■ **RECORDS FOR THIS EXERCISE**:
========================================
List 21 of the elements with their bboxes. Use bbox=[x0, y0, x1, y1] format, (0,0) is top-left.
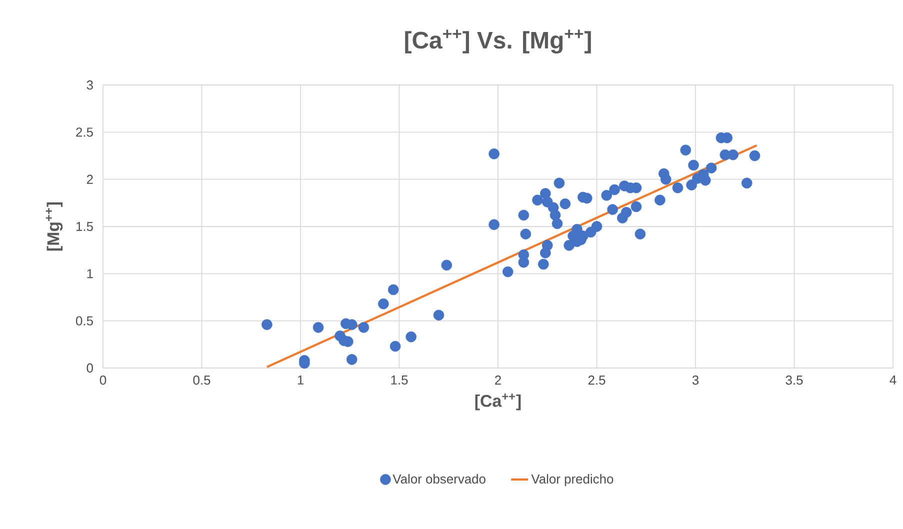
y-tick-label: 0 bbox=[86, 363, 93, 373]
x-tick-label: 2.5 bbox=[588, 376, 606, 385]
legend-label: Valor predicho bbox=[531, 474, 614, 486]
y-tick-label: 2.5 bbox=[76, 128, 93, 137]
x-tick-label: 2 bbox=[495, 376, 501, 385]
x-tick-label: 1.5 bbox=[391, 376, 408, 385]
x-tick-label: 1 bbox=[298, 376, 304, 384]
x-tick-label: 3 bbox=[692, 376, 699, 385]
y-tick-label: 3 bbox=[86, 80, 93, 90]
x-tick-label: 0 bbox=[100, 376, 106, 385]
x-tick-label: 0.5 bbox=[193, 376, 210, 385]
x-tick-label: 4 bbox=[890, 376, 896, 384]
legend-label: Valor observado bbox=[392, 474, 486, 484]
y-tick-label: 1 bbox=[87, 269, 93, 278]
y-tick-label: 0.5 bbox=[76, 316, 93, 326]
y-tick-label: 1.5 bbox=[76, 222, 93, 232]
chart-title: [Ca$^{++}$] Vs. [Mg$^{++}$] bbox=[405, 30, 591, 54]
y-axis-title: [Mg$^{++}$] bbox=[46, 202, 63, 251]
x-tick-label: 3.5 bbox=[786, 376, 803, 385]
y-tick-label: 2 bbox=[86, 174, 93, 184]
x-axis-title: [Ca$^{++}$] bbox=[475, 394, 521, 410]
========================================
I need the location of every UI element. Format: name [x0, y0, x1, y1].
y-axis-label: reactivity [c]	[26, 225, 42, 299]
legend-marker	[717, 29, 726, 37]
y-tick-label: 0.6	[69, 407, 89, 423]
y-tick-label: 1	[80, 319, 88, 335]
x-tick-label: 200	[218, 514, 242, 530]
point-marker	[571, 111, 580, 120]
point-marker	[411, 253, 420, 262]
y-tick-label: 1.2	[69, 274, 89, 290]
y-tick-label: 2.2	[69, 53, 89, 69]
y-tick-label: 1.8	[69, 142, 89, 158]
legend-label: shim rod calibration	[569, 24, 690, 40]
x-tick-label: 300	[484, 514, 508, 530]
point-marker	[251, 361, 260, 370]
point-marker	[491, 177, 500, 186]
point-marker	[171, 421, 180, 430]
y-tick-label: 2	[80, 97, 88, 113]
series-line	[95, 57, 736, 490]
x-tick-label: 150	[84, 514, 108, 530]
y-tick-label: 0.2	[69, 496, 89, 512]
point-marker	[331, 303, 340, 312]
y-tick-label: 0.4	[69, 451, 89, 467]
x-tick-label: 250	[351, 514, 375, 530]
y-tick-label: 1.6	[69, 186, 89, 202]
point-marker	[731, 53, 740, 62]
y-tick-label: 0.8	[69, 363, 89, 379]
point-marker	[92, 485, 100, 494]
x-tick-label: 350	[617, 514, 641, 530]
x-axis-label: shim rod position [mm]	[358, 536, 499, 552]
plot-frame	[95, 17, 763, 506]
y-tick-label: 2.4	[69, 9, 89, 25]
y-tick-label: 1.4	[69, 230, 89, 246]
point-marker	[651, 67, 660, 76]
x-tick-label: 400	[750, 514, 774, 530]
========================================
State how many lines of the material above contain the string "axis", and give only that number.

4